(What is expected):
Give back the full material, exactly as it reads.

— start Records provided —

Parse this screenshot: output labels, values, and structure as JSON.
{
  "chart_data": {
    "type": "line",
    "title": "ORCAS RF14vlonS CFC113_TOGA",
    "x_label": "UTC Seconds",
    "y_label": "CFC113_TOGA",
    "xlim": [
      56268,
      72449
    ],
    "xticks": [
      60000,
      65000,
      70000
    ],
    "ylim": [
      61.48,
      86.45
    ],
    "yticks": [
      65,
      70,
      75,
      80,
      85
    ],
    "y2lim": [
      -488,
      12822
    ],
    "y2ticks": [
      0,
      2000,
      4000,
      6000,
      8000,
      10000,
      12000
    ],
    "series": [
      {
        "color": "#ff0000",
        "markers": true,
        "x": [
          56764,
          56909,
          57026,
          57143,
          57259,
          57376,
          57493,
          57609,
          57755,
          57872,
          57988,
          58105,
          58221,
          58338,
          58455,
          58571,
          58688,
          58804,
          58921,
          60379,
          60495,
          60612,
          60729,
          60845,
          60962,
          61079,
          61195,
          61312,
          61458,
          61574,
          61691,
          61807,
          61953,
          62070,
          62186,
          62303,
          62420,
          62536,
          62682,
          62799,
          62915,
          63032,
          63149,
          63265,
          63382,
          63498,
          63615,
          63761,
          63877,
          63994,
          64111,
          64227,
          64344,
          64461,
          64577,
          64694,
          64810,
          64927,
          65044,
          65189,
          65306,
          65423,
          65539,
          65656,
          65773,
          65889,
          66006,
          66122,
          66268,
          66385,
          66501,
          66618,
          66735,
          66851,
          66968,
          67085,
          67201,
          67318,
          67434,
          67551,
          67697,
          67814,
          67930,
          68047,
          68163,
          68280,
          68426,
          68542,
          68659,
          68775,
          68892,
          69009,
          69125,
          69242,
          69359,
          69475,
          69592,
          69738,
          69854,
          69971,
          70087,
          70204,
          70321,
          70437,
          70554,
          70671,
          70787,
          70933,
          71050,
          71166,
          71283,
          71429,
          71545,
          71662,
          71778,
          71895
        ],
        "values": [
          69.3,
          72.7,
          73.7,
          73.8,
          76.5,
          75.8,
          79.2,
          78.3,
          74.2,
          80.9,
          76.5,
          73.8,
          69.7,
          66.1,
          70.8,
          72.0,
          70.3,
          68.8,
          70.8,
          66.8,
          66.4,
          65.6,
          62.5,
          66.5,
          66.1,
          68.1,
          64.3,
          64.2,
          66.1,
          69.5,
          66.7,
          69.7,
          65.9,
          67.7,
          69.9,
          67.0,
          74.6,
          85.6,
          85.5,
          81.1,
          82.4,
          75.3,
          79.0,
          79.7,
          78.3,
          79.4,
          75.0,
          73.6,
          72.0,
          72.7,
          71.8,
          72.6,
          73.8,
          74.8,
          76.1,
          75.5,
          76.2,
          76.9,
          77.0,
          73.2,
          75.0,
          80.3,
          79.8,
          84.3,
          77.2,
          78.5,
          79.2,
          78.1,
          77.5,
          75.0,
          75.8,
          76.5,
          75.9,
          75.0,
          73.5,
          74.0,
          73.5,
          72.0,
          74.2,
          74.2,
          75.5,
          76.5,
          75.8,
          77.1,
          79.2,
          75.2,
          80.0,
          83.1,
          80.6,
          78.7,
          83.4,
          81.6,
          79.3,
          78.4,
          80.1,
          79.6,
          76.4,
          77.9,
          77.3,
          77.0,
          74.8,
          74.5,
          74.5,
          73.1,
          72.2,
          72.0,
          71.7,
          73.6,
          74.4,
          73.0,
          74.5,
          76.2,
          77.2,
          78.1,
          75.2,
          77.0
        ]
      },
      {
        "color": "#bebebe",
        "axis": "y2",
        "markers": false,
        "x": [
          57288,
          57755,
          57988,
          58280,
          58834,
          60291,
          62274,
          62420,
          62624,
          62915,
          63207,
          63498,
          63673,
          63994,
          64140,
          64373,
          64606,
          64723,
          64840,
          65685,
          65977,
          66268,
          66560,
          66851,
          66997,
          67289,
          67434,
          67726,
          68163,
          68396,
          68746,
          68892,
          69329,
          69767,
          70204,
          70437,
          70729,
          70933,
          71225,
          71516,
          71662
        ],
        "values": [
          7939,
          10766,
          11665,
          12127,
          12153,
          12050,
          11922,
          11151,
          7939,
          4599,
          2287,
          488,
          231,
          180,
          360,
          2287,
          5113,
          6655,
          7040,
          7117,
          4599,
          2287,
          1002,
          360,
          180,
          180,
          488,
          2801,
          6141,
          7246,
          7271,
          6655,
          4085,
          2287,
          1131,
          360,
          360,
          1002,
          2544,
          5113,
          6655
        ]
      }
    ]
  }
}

— end Records provided —

(Output):
Parse this screenshot: output labels, values, and structure as JSON.
{
  "chart_data": {
    "type": "line",
    "title": "ORCAS RF14vlonS CFC113_TOGA",
    "x_label": "UTC Seconds",
    "y_label": "CFC113_TOGA",
    "xlim": [
      56268,
      72449
    ],
    "xticks": [
      60000,
      65000,
      70000
    ],
    "ylim": [
      61.48,
      86.45
    ],
    "yticks": [
      65,
      70,
      75,
      80,
      85
    ],
    "y2lim": [
      -488,
      12822
    ],
    "y2ticks": [
      0,
      2000,
      4000,
      6000,
      8000,
      10000,
      12000
    ],
    "series": [
      {
        "color": "#ff0000",
        "markers": true,
        "x": [
          56764,
          56909,
          57026,
          57143,
          57259,
          57376,
          57493,
          57609,
          57755,
          57872,
          57988,
          58105,
          58221,
          58338,
          58455,
          58571,
          58688,
          58804,
          58921,
          60379,
          60495,
          60612,
          60729,
          60845,
          60962,
          61079,
          61195,
          61312,
          61458,
          61574,
          61691,
          61807,
          61953,
          62070,
          62186,
          62303,
          62420,
          62536,
          62682,
          62799,
          62915,
          63032,
          63149,
          63265,
          63382,
          63498,
          63615,
          63761,
          63877,
          63994,
          64111,
          64227,
          64344,
          64461,
          64577,
          64694,
          64810,
          64927,
          65044,
          65189,
          65306,
          65423,
          65539,
          65656,
          65773,
          65889,
          66006,
          66122,
          66268,
          66385,
          66501,
          66618,
          66735,
          66851,
          66968,
          67085,
          67201,
          67318,
          67434,
          67551,
          67697,
          67814,
          67930,
          68047,
          68163,
          68280,
          68426,
          68542,
          68659,
          68775,
          68892,
          69009,
          69125,
          69242,
          69359,
          69475,
          69592,
          69738,
          69854,
          69971,
          70087,
          70204,
          70321,
          70437,
          70554,
          70671,
          70787,
          70933,
          71050,
          71166,
          71283,
          71429,
          71545,
          71662,
          71778,
          71895
        ],
        "values": [
          69.3,
          72.7,
          73.7,
          73.8,
          76.5,
          75.8,
          79.2,
          78.3,
          74.2,
          80.9,
          76.5,
          73.8,
          69.7,
          66.1,
          70.8,
          72.0,
          70.3,
          68.8,
          70.8,
          66.8,
          66.4,
          65.6,
          62.5,
          66.5,
          66.1,
          68.1,
          64.3,
          64.2,
          66.1,
          69.5,
          66.7,
          69.7,
          65.9,
          67.7,
          69.9,
          67.0,
          74.6,
          85.6,
          85.5,
          81.1,
          82.4,
          75.3,
          79.0,
          79.7,
          78.3,
          79.4,
          75.0,
          73.6,
          72.0,
          72.7,
          71.8,
          72.6,
          73.8,
          74.8,
          76.1,
          75.5,
          76.2,
          76.9,
          77.0,
          73.2,
          75.0,
          80.3,
          79.8,
          84.3,
          77.2,
          78.5,
          79.2,
          78.1,
          77.5,
          75.0,
          75.8,
          76.5,
          75.9,
          75.0,
          73.5,
          74.0,
          73.5,
          72.0,
          74.2,
          74.2,
          75.5,
          76.5,
          75.8,
          77.1,
          79.2,
          75.2,
          80.0,
          83.1,
          80.6,
          78.7,
          83.4,
          81.6,
          79.3,
          78.4,
          80.1,
          79.6,
          76.4,
          77.9,
          77.3,
          77.0,
          74.8,
          74.5,
          74.5,
          73.1,
          72.2,
          72.0,
          71.7,
          73.6,
          74.4,
          73.0,
          74.5,
          76.2,
          77.2,
          78.1,
          75.2,
          77.0
        ]
      },
      {
        "color": "#bebebe",
        "axis": "y2",
        "markers": false,
        "x": [
          57288,
          57755,
          57988,
          58280,
          58834,
          60291,
          62274,
          62420,
          62624,
          62915,
          63207,
          63498,
          63673,
          63994,
          64140,
          64373,
          64606,
          64723,
          64840,
          65685,
          65977,
          66268,
          66560,
          66851,
          66997,
          67289,
          67434,
          67726,
          68163,
          68396,
          68746,
          68892,
          69329,
          69767,
          70204,
          70437,
          70729,
          70933,
          71225,
          71516,
          71662
        ],
        "values": [
          7939,
          10766,
          11665,
          12127,
          12153,
          12050,
          11922,
          11151,
          7939,
          4599,
          2287,
          488,
          231,
          180,
          360,
          2287,
          5113,
          6655,
          7040,
          7117,
          4599,
          2287,
          1002,
          360,
          180,
          180,
          488,
          2801,
          6141,
          7246,
          7271,
          6655,
          4085,
          2287,
          1131,
          360,
          360,
          1002,
          2544,
          5113,
          6655
        ]
      }
    ]
  }
}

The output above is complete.